Required task: Locate all lines with the word "title" and copy them out.

Records from a data source:
----

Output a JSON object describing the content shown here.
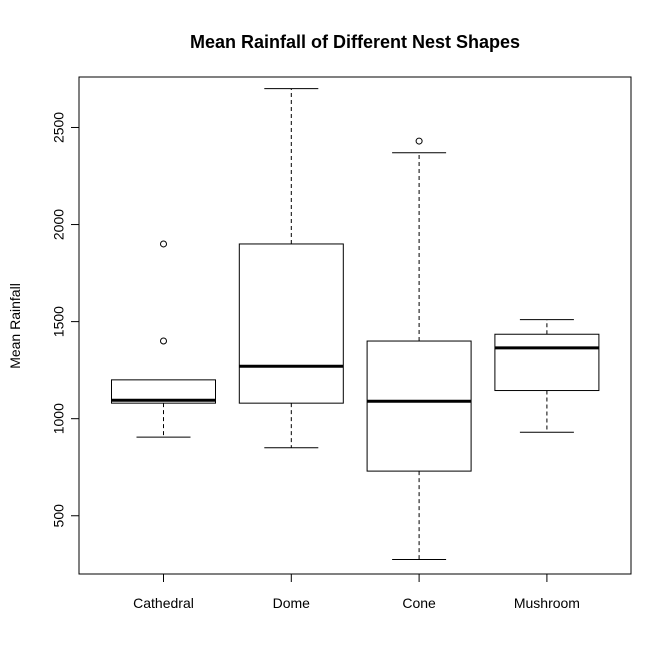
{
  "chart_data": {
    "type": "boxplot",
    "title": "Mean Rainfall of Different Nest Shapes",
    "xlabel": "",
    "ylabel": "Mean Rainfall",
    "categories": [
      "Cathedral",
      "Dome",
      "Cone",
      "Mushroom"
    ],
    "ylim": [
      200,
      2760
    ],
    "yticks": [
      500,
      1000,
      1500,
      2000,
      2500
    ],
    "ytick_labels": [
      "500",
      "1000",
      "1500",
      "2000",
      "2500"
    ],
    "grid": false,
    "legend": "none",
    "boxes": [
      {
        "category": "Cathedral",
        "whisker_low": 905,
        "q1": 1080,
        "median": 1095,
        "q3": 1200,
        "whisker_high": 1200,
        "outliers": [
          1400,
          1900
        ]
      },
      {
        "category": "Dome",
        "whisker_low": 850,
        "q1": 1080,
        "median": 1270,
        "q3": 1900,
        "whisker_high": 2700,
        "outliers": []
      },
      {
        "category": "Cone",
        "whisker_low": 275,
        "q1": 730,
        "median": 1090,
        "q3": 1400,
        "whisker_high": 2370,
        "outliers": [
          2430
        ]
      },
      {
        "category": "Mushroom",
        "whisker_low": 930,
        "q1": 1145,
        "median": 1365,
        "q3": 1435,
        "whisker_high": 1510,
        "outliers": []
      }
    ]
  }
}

----

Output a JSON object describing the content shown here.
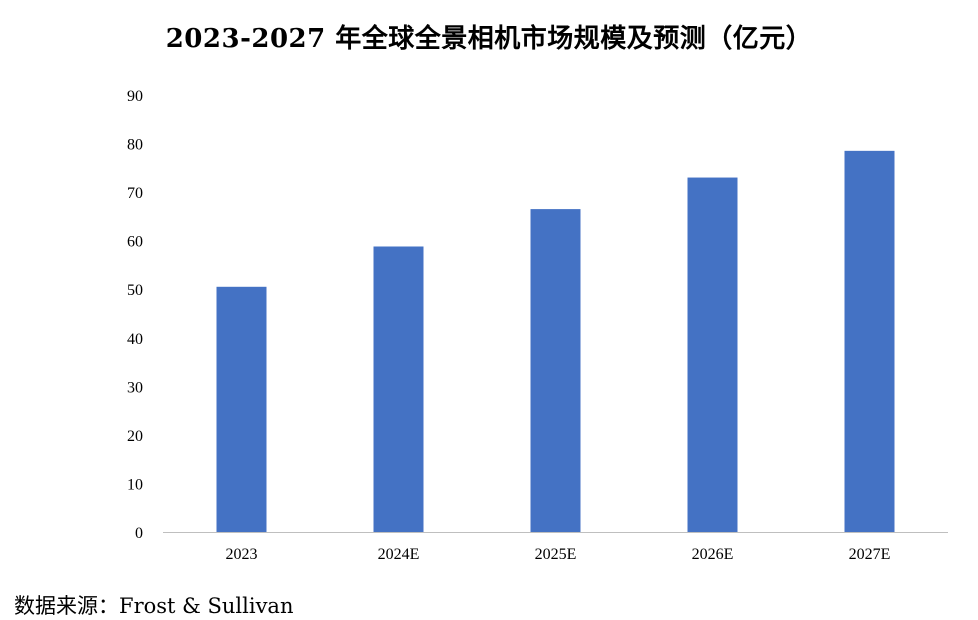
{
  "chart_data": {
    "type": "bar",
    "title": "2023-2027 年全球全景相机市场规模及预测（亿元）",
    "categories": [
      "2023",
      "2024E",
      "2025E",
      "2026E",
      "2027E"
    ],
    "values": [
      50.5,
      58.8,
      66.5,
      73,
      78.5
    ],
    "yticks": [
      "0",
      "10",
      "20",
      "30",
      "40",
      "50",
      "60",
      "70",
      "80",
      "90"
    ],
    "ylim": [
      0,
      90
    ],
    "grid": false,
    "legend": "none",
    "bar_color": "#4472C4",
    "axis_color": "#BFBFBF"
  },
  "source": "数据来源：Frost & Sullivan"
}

----

Result for this task:
    "title": "Mean Rainfall of Different Nest Shapes",
    "title": "2023-2027 年全球全景相机市场规模及预测（亿元）",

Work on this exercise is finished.